The ODE is exact if $\dfrac{\partial M}{\partial y}=\dfrac{\partial N}{\partial x}$ .

$M_y=6y$
$N_x=2y$

This is not the case, so look for an integrating factor $\mu(x)$ such that

$\dfrac\partial{\partial y}\mu M=\dfrac\partial{\partial x}\mu N$

Since $\mu$ is a function of $x$ only, you have

$\mu M_y=\mu'N+\mu N_x\implies\dfrac{\mu'}\mu=\dfrac{M_y-N_x}N\implies\mu=\exp\left(\displaystyle\int\frac{M_y-N_x}N\,\mathrm dx\right)$

So, the integrating factor is

$\mu=\exp\left(\displaystyle\int\frac{6y-2y}{2xy}\,\mathrm dx\right)=\exp\left(2\int\frac{\mathrm dx}x\right)=x^2$

Now the ODE can be modified as

$\underbrace{(4x^3+3x^2y^2)}_{M^*}\,\mathrm dx+\underbrace{2x^3y}_{N^*}\,\mathrm dy=0$

Check for exactness:

${M^*}_y=6x^2y$
${N^*}_x=6x^2y$

so the modified ODE is indeed exact.

SUPPLIED RECORDS:
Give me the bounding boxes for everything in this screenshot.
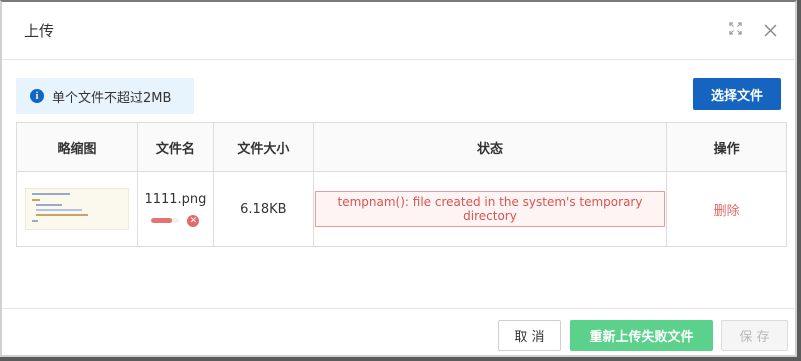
size-limit-tip: i 单个文件不超过2MB (16, 78, 194, 114)
info-icon: i (30, 89, 44, 103)
header-icons (729, 20, 777, 42)
error-x-icon: ✕ (187, 214, 200, 227)
thumbnail-cell (16, 171, 138, 247)
progress-fill (151, 218, 173, 223)
table-row: 1111.png ✕ 6.18KB tempnam(): file create… (16, 171, 787, 247)
file-name: 1111.png (144, 191, 207, 207)
close-icon[interactable] (764, 20, 777, 42)
delete-link[interactable]: 删除 (714, 204, 740, 219)
action-cell: 删除 (666, 171, 787, 247)
dialog-footer: 取 消 重新上传失败文件 保 存 (2, 308, 795, 360)
cancel-button[interactable]: 取 消 (498, 320, 561, 351)
tip-text: 单个文件不超过2MB (52, 90, 172, 106)
table-header-row: 略缩图 文件名 文件大小 状态 操作 (16, 122, 787, 172)
status-cell: tempnam(): file created in the system's … (312, 171, 668, 247)
progress-bar (151, 218, 180, 223)
col-filesize: 文件大小 (212, 122, 314, 172)
save-button[interactable]: 保 存 (721, 320, 788, 351)
upload-dialog: 上传 i 单个文件不超过2MB 选择文件 略缩图 文件名 文件大小 状态 操作 … (0, 0, 797, 357)
filename-cell: 1111.png ✕ (136, 171, 214, 247)
upload-toolbar: i 单个文件不超过2MB 选择文件 (16, 78, 781, 114)
reupload-failed-button[interactable]: 重新上传失败文件 (570, 320, 713, 351)
col-filename: 文件名 (136, 122, 214, 172)
file-thumbnail (24, 188, 129, 230)
file-table: 略缩图 文件名 文件大小 状态 操作 1111.png ✕ 6.18KB tem… (16, 122, 787, 247)
upload-progress: ✕ (139, 214, 212, 227)
choose-file-button[interactable]: 选择文件 (693, 78, 781, 110)
col-status: 状态 (312, 122, 668, 172)
col-action: 操作 (666, 122, 787, 172)
fullscreen-icon[interactable] (729, 22, 742, 39)
status-error-badge: tempnam(): file created in the system's … (314, 191, 666, 227)
col-thumbnail: 略缩图 (16, 122, 138, 172)
dialog-header: 上传 (2, 2, 795, 60)
filesize-cell: 6.18KB (212, 171, 314, 247)
dialog-title: 上传 (24, 22, 55, 40)
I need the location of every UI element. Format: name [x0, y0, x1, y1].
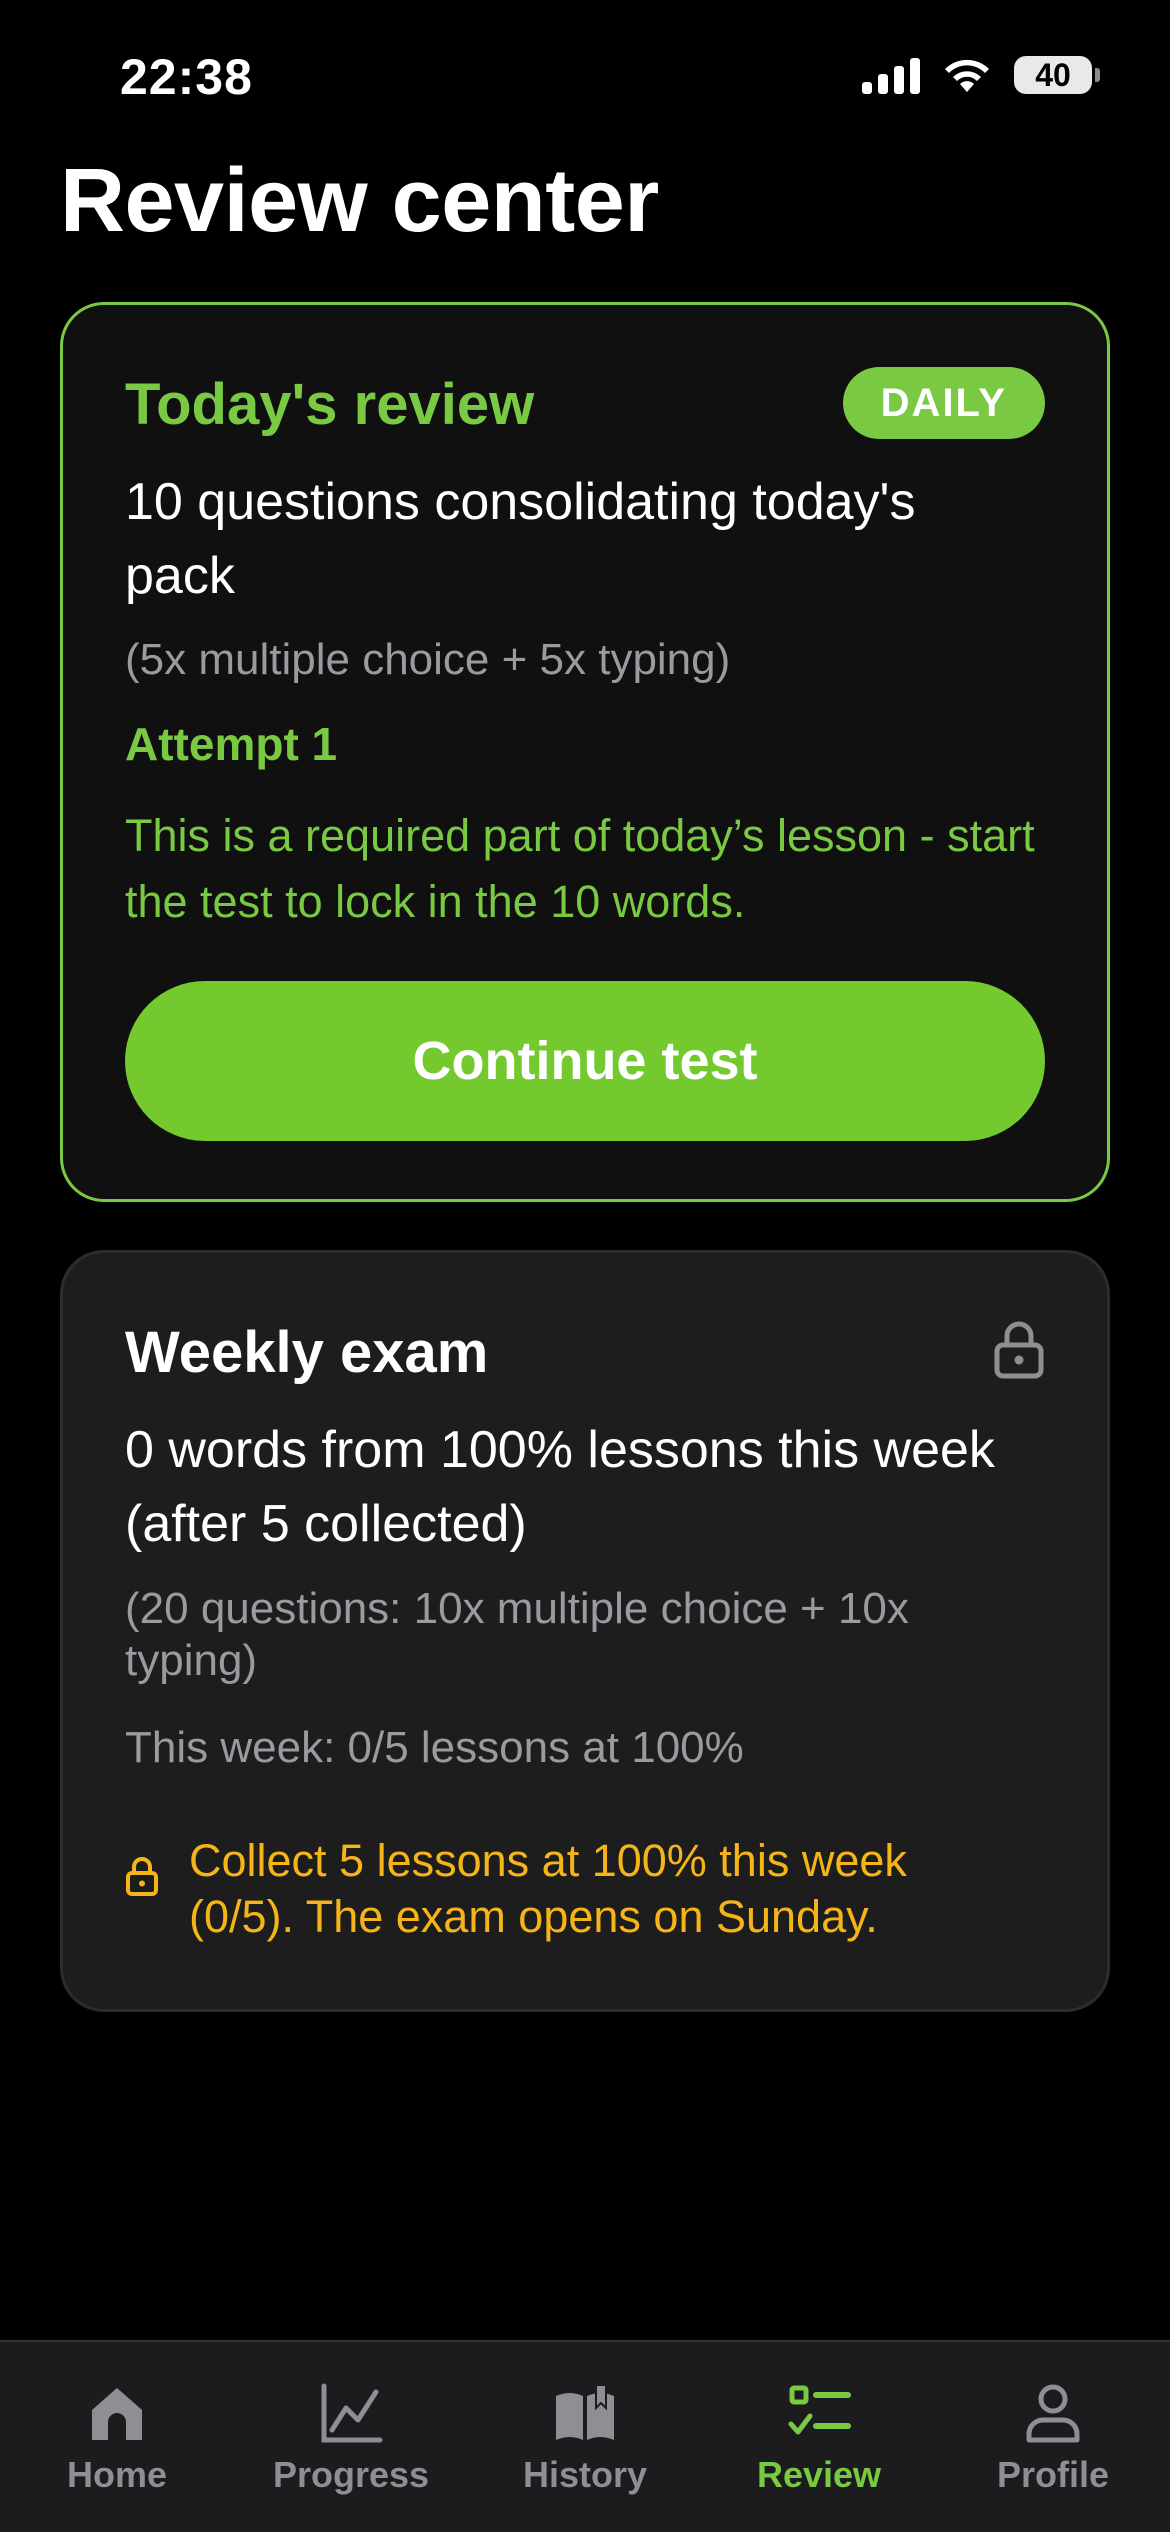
- wifi-icon: [945, 59, 989, 92]
- daily-badge: DAILY: [842, 367, 1045, 439]
- chart-icon: [321, 2383, 383, 2443]
- tab-progress[interactable]: Progress: [234, 2342, 468, 2496]
- tab-profile[interactable]: Profile: [936, 2342, 1170, 2496]
- home-icon: [92, 2388, 142, 2440]
- tab-review-label: Review: [756, 2454, 882, 2495]
- weekly-exam-description: 0 words from 100% lessons this week (aft…: [125, 1421, 995, 1553]
- status-icons: 40: [862, 56, 1100, 94]
- warning-lock-icon: [126, 1857, 158, 1896]
- daily-review-note: This is a required part of today’s lesso…: [125, 810, 1035, 927]
- checklist-icon: [788, 2385, 851, 2435]
- weekly-exam-title: Weekly exam: [125, 1320, 489, 1385]
- daily-review-title: Today's review: [125, 372, 535, 437]
- warning-text: Collect 5 lessons at 100% this week (0/5…: [189, 1835, 907, 1942]
- tab-history[interactable]: History: [468, 2342, 702, 2496]
- weekly-exam-subtext: (20 questions: 10x multiple choice + 10x…: [125, 1584, 909, 1685]
- weekly-progress-text: This week: 0/5 lessons at 100%: [125, 1723, 744, 1772]
- tab-bar: Home Progress History Review Profile: [0, 2340, 1170, 2532]
- status-bar: 22:38 40: [0, 0, 1170, 150]
- continue-test-button[interactable]: Continue test: [125, 981, 1045, 1141]
- person-icon: [1026, 2384, 1080, 2443]
- status-time: 22:38: [120, 49, 253, 105]
- daily-review-card: Today's review DAILY 10 questions consol…: [60, 302, 1110, 1202]
- daily-review-description: 10 questions consolidating today's pack: [125, 473, 916, 605]
- battery-icon: 40: [1014, 56, 1100, 94]
- tab-progress-label: Progress: [272, 2454, 430, 2495]
- weekly-exam-warning: Collect 5 lessons at 100% this week (0/5…: [125, 1833, 1007, 1945]
- tab-review[interactable]: Review: [702, 2342, 936, 2496]
- weekly-exam-card: Weekly exam 0 words from 100% lessons th…: [60, 1250, 1110, 2012]
- book-icon: [556, 2386, 614, 2440]
- review-center-screen: 22:38 40 Review center Today's review DA…: [0, 0, 1170, 2532]
- tab-home[interactable]: Home: [0, 2342, 234, 2496]
- lock-icon: [994, 1321, 1044, 1379]
- daily-review-subtext: (5x multiple choice + 5x typing): [125, 635, 731, 684]
- page-title: Review center: [60, 151, 659, 251]
- attempt-label: Attempt 1: [125, 718, 338, 770]
- tab-home-label: Home: [66, 2454, 168, 2495]
- tab-history-label: History: [522, 2454, 648, 2495]
- cellular-signal-icon: [862, 56, 920, 94]
- tab-profile-label: Profile: [996, 2454, 1110, 2495]
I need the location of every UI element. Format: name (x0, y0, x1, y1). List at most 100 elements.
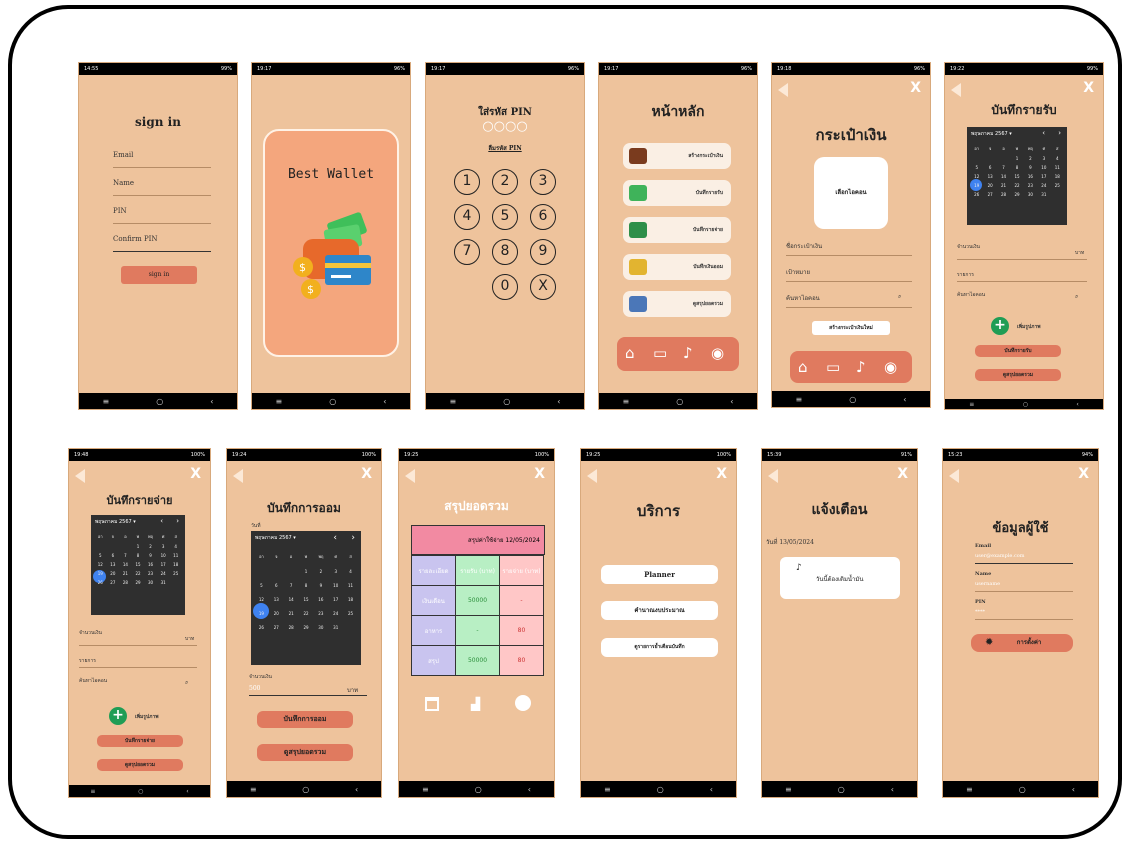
calendar-day[interactable] (997, 156, 1010, 161)
view-summary-button[interactable]: ดูสรุปยอดรวม (975, 369, 1061, 381)
calendar-day[interactable]: 11 (1051, 165, 1064, 170)
calendar-day[interactable]: 4 (343, 569, 358, 574)
search-icon[interactable]: ⌕ (898, 293, 901, 301)
calendar-day[interactable]: 9 (144, 553, 157, 558)
calendar-day[interactable]: 27 (983, 192, 996, 197)
amount-value[interactable]: 500 (249, 685, 260, 692)
date-picker[interactable]: พฤษภาคม 2567 ▾ ‹ › อาจอพพฤศส 1 2 3 4 5 6 7 8 9 10 1… (91, 515, 185, 615)
back-icon[interactable] (768, 469, 778, 483)
save-expense-button[interactable]: บันทึกรายจ่าย (97, 735, 183, 747)
bell-icon[interactable]: ♪ (683, 344, 693, 362)
calendar-day[interactable]: 31 (328, 625, 343, 630)
calendar-day[interactable]: 18 (169, 562, 182, 567)
amount-field[interactable] (79, 645, 197, 646)
home-icon[interactable]: ⌂ (625, 344, 635, 362)
back-nav-icon[interactable]: ‹ (710, 785, 713, 794)
calendar-day[interactable]: 24 (157, 571, 170, 576)
back-icon[interactable] (405, 469, 415, 483)
user-icon[interactable]: ◉ (711, 344, 724, 362)
calendar-day[interactable]: 14 (119, 562, 132, 567)
calendar-day[interactable]: 22 (299, 611, 314, 616)
back-icon[interactable] (587, 469, 597, 483)
calendar-day[interactable]: 19 (94, 571, 107, 576)
calendar-day[interactable]: พฤ (313, 553, 328, 560)
calendar-day[interactable]: 30 (144, 580, 157, 585)
add-image-label[interactable]: เพิ่มรูปภาพ (135, 713, 159, 721)
calendar-day[interactable]: 26 (254, 625, 269, 630)
menu-saving[interactable]: บันทึกเงินออม (623, 254, 731, 280)
calendar-day[interactable]: ส (169, 533, 182, 540)
recents-icon[interactable]: ≡ (785, 785, 792, 794)
back-icon[interactable] (233, 469, 243, 483)
calendar-day[interactable]: 2 (1024, 156, 1037, 161)
key-4[interactable]: 4 (454, 204, 480, 230)
calendar-day[interactable]: 7 (119, 553, 132, 558)
icon-search-field[interactable] (786, 307, 912, 308)
wallet-name-field[interactable] (786, 255, 912, 256)
close-icon[interactable]: X (361, 466, 372, 482)
home-nav-icon[interactable]: ○ (657, 785, 664, 794)
key-0[interactable]: 0 (492, 274, 518, 300)
calendar-day[interactable]: 22 (1010, 183, 1023, 188)
calendar-day[interactable]: 29 (299, 625, 314, 630)
calendar-day[interactable] (284, 569, 299, 574)
target-field[interactable] (786, 281, 912, 282)
calendar-day[interactable]: ส (343, 553, 358, 560)
recents-icon[interactable]: ≡ (796, 395, 803, 404)
calendar-day[interactable]: 2 (313, 569, 328, 574)
calendar-day[interactable]: 14 (284, 597, 299, 602)
calendar-day[interactable] (254, 569, 269, 574)
calendar-day[interactable]: 17 (157, 562, 170, 567)
name-field[interactable] (113, 195, 211, 196)
forgot-pin-link[interactable]: ลืมรหัส PIN (426, 143, 584, 153)
notification-card[interactable]: ♪ วันนี้ต้องเติมน้ำมัน (780, 557, 900, 599)
menu-create-wallet[interactable]: สร้างกระเป๋าเงิน (623, 143, 731, 169)
calendar-day[interactable]: ศ (328, 553, 343, 560)
calendar-day[interactable]: พ (132, 533, 145, 540)
back-nav-icon[interactable]: ‹ (210, 397, 213, 406)
calendar-day[interactable]: 6 (107, 553, 120, 558)
calendar-day[interactable]: 19 (970, 183, 983, 188)
calendar-day[interactable]: 28 (284, 625, 299, 630)
budget-button[interactable]: คำนาณงบประมาณ (601, 601, 718, 620)
folder-icon[interactable]: ▭ (653, 344, 667, 362)
calendar-day[interactable]: 15 (132, 562, 145, 567)
pin-field[interactable] (113, 223, 211, 224)
calendar-day[interactable]: 1 (132, 544, 145, 549)
calendar-day[interactable]: 5 (254, 583, 269, 588)
next-month-icon[interactable]: › (1058, 129, 1061, 137)
calendar-day[interactable]: 17 (1037, 174, 1050, 179)
key-2[interactable]: 2 (492, 169, 518, 195)
calendar-day[interactable] (269, 569, 284, 574)
calendar-day[interactable]: 29 (132, 580, 145, 585)
calendar-day[interactable]: 6 (269, 583, 284, 588)
back-nav-icon[interactable]: ‹ (1072, 785, 1075, 794)
calendar-day[interactable]: จ (107, 533, 120, 540)
calendar-day[interactable]: 24 (1037, 183, 1050, 188)
calendar-day[interactable]: 13 (269, 597, 284, 602)
calendar-day[interactable]: 15 (1010, 174, 1023, 179)
calendar-day[interactable]: 25 (1051, 183, 1064, 188)
calendar-day[interactable]: 23 (1024, 183, 1037, 188)
calendar-day[interactable]: 7 (997, 165, 1010, 170)
create-wallet-button[interactable]: สร้างกระเป๋าเงินใหม่ (812, 321, 890, 335)
home-nav-icon[interactable]: ○ (302, 785, 309, 794)
calendar-day[interactable]: 23 (313, 611, 328, 616)
calendar-day[interactable]: 4 (169, 544, 182, 549)
item-field[interactable] (957, 281, 1087, 282)
month-selector[interactable]: พฤษภาคม 2567 ▾ (971, 130, 1012, 138)
calendar-day[interactable]: 26 (970, 192, 983, 197)
home-nav-icon[interactable]: ○ (329, 397, 336, 406)
calendar-day[interactable]: 26 (94, 580, 107, 585)
next-month-icon[interactable]: › (176, 517, 179, 525)
add-image-icon[interactable]: + (991, 317, 1009, 335)
calendar-day[interactable]: 17 (328, 597, 343, 602)
pin-field[interactable] (975, 619, 1073, 620)
back-nav-icon[interactable]: ‹ (891, 785, 894, 794)
calendar-day[interactable]: 6 (983, 165, 996, 170)
calendar-day[interactable] (94, 544, 107, 549)
calendar-day[interactable]: อ (119, 533, 132, 540)
calendar-day[interactable]: 13 (983, 174, 996, 179)
calendar-day[interactable]: 31 (157, 580, 170, 585)
calendar-day[interactable]: 2 (144, 544, 157, 549)
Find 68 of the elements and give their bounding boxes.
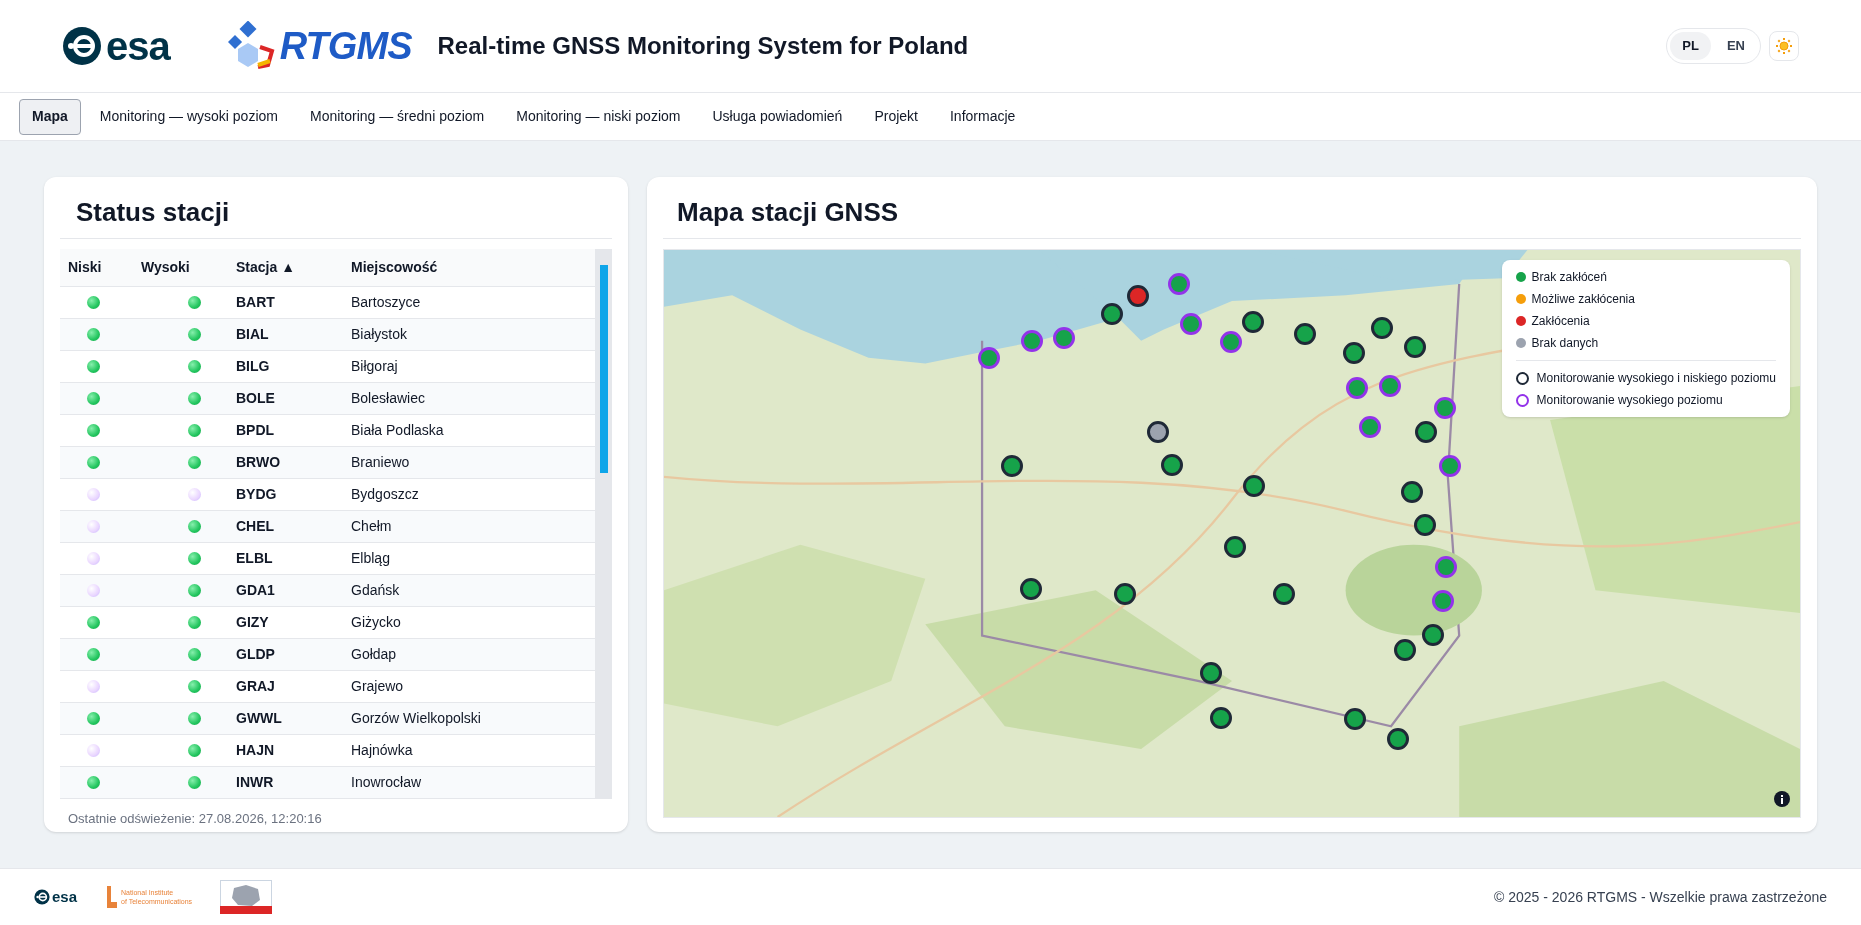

EXERCISE PROMPT:
Rewrite everything from "Now the ODE" down to "is indeed exact." in the integrating factor solution, swapping "modified" for "transformed".

FINAL ANSWER:
Now the ODE can be transformed as

$\underbrace{(4x^3+3x^2y^2)}_{M^*}\,\mathrm dx+\underbrace{2x^3y}_{N^*}\,\mathrm dy=0$

Check for exactness:

${M^*}_y=6x^2y$
${N^*}_x=6x^2y$

so the transformed ODE is indeed exact.